■ **Given exercise**: Which lines hold the word "this"? Copy each one.

— Start Information supplied —

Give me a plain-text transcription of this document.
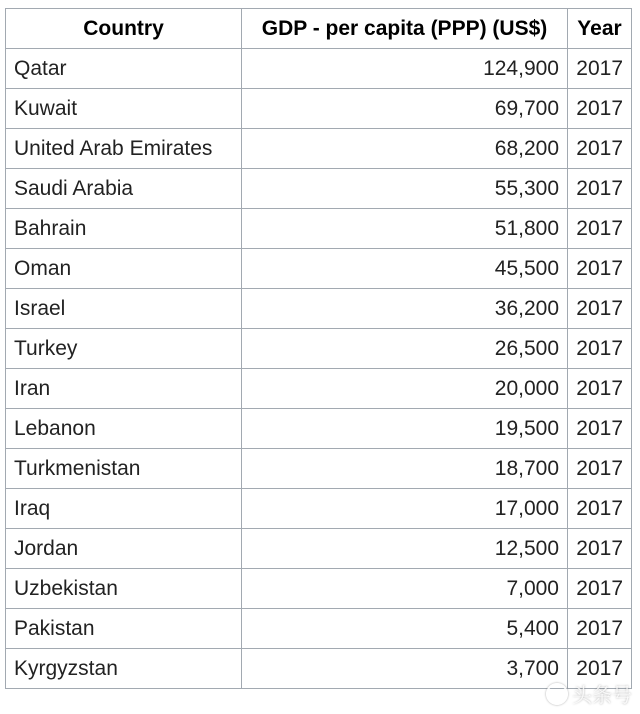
Country	GDP - per capita (PPP) (US$)	Year
Qatar	124,900	2017
Kuwait	69,700	2017
United Arab Emirates	68,200	2017
Saudi Arabia	55,300	2017
Bahrain	51,800	2017
Oman	45,500	2017
Israel	36,200	2017
Turkey	26,500	2017
Iran	20,000	2017
Lebanon	19,500	2017
Turkmenistan	18,700	2017
Iraq	17,000	2017
Jordan	12,500	2017
Uzbekistan	7,000	2017
Pakistan	5,400	2017
Kyrgyzstan	3,700	2017
头条号
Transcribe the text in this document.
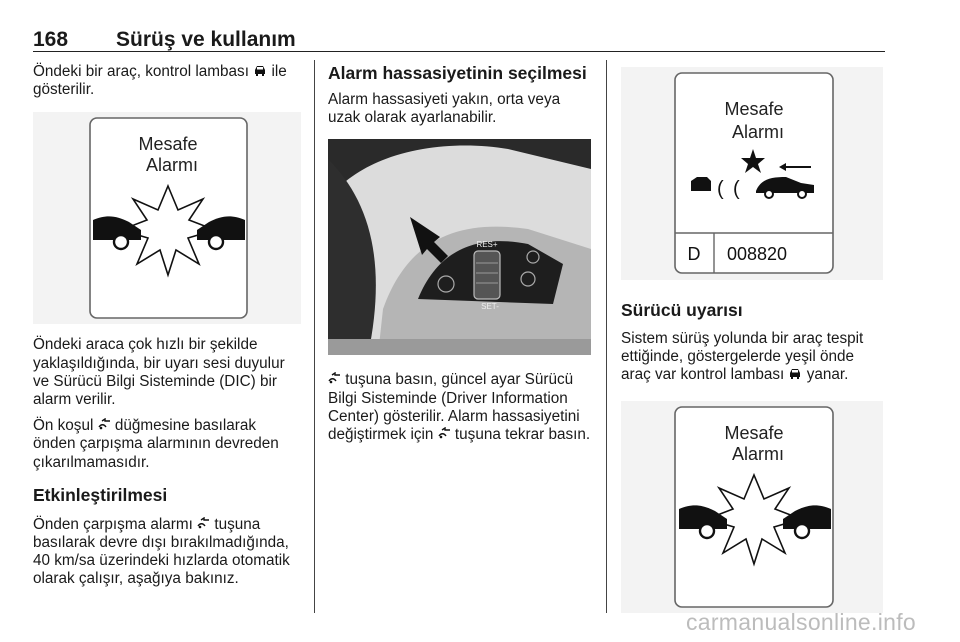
168 Sürüş ve kullanım

Öndeki bir araç, kontrol lambası  ile gösterilir.

Mesafe
Alarmı

Öndeki araca çok hızlı bir şekilde yaklaşıldığında, bir uyarı sesi duyulur ve Sürücü Bilgi Sisteminde (DIC) bir alarm verilir.

Ön koşul  düğmesine basılarak önden çarpışma alarmının devreden çıkarılmamasıdır.

Etkinleştirilmesi

Önden çarpışma alarmı  tuşuna basılarak devre dışı bırakılmadığında, 40 km/sa üzerindeki hızlarda otomatik olarak çalışır, aşağıya bakınız.

Alarm hassasiyetinin seçilmesi

Alarm hassasiyeti yakın, orta veya uzak olarak ayarlanabilir.

RES+
SET-

tuşuna basın, güncel ayar Sürücü Bilgi Sisteminde (Driver Information Center) gösterilir. Alarm hassasiyetini değiştirmek için  tuşuna tekrar basın.

Mesafe
Alarmı
( (
D 008820
Sürücü uyarısı

Sistem sürüş yolunda bir araç tespit ettiğinde, göstergelerde yeşil önde araç var kontrol lambası  yanar.

Mesafe
Alarmı
carmanualsonline.info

— End Information supplied —

■ **Final result**:
Give me a plain-text transcription of this document.
Transcribe the text in this document.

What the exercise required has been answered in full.